EXERCISE DETAILS
Within the records that follow, find every line containing the string "desc". Copy those lines.

══ RECORDS TO PROCESS ══

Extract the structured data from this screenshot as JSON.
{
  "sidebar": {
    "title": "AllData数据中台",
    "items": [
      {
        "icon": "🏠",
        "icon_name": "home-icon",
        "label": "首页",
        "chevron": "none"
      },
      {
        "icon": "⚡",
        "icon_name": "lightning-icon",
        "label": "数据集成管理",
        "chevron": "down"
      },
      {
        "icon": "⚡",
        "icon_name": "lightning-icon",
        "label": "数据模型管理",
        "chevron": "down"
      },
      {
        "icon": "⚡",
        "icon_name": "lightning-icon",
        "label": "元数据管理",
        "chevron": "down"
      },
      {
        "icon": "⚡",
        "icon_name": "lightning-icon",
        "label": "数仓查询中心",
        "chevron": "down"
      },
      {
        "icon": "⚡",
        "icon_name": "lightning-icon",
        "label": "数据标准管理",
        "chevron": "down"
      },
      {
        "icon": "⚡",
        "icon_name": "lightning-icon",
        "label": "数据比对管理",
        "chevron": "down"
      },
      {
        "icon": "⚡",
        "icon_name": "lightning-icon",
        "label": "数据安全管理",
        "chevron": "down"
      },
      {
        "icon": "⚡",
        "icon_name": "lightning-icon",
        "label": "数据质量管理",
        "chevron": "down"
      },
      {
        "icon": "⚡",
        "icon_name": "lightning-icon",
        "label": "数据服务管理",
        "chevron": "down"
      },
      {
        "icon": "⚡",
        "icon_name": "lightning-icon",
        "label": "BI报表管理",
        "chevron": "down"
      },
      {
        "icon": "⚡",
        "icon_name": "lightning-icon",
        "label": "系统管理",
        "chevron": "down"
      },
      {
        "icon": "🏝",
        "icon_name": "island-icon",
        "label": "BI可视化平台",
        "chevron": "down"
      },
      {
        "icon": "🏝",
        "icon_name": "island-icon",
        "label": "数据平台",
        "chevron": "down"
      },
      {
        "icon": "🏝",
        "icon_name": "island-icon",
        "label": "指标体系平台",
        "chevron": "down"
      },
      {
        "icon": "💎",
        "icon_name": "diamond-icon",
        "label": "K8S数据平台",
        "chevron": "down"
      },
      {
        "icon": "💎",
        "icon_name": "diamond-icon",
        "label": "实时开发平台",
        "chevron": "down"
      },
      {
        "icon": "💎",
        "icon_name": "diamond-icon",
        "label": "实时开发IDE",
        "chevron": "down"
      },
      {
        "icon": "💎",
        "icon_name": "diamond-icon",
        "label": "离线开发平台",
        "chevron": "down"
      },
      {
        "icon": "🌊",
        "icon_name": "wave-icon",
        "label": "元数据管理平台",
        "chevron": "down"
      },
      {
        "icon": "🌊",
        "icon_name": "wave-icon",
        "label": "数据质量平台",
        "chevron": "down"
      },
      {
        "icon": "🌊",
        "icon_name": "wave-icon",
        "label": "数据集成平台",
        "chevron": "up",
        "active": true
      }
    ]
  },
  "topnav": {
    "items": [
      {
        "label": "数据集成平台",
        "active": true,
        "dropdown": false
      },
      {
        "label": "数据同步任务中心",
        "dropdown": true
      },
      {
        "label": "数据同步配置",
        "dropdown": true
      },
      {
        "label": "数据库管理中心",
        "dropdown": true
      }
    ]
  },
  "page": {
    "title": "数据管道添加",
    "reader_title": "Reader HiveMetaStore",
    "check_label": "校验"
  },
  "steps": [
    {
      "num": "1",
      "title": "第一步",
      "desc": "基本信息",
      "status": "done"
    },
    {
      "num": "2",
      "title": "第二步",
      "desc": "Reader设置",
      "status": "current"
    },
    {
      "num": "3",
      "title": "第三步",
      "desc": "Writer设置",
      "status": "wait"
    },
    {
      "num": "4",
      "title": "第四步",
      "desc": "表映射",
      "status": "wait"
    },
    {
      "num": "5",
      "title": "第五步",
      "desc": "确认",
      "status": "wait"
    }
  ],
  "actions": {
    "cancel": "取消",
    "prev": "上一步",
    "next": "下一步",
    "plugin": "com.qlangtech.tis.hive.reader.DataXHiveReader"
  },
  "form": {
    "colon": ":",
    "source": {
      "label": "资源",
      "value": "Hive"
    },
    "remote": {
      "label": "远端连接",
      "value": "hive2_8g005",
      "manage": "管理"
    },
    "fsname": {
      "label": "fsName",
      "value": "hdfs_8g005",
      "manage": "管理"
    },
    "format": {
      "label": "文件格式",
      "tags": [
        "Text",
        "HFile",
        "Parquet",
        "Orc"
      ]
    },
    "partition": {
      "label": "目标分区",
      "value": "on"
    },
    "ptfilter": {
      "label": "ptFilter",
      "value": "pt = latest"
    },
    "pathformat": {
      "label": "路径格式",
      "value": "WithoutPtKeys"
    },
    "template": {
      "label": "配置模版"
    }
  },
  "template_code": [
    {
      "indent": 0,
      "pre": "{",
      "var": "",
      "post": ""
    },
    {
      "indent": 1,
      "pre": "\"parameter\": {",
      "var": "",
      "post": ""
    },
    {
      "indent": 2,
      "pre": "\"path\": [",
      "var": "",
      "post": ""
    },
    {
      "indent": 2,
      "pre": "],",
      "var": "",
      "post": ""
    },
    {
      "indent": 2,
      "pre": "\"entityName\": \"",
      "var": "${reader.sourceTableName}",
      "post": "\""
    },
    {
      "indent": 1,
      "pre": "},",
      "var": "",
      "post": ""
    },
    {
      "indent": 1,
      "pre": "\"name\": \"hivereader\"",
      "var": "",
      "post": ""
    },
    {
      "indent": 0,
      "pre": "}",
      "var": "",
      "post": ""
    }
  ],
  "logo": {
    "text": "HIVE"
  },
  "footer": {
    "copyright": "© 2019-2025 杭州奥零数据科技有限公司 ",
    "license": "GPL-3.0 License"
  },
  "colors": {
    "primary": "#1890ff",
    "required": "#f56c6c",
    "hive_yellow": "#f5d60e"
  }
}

═══

SOLUTION TO THE EXERCISE
      "desc": "基本信息",
      "desc": "Reader设置",
      "desc": "Writer设置",
      "desc": "表映射",
      "desc": "确认",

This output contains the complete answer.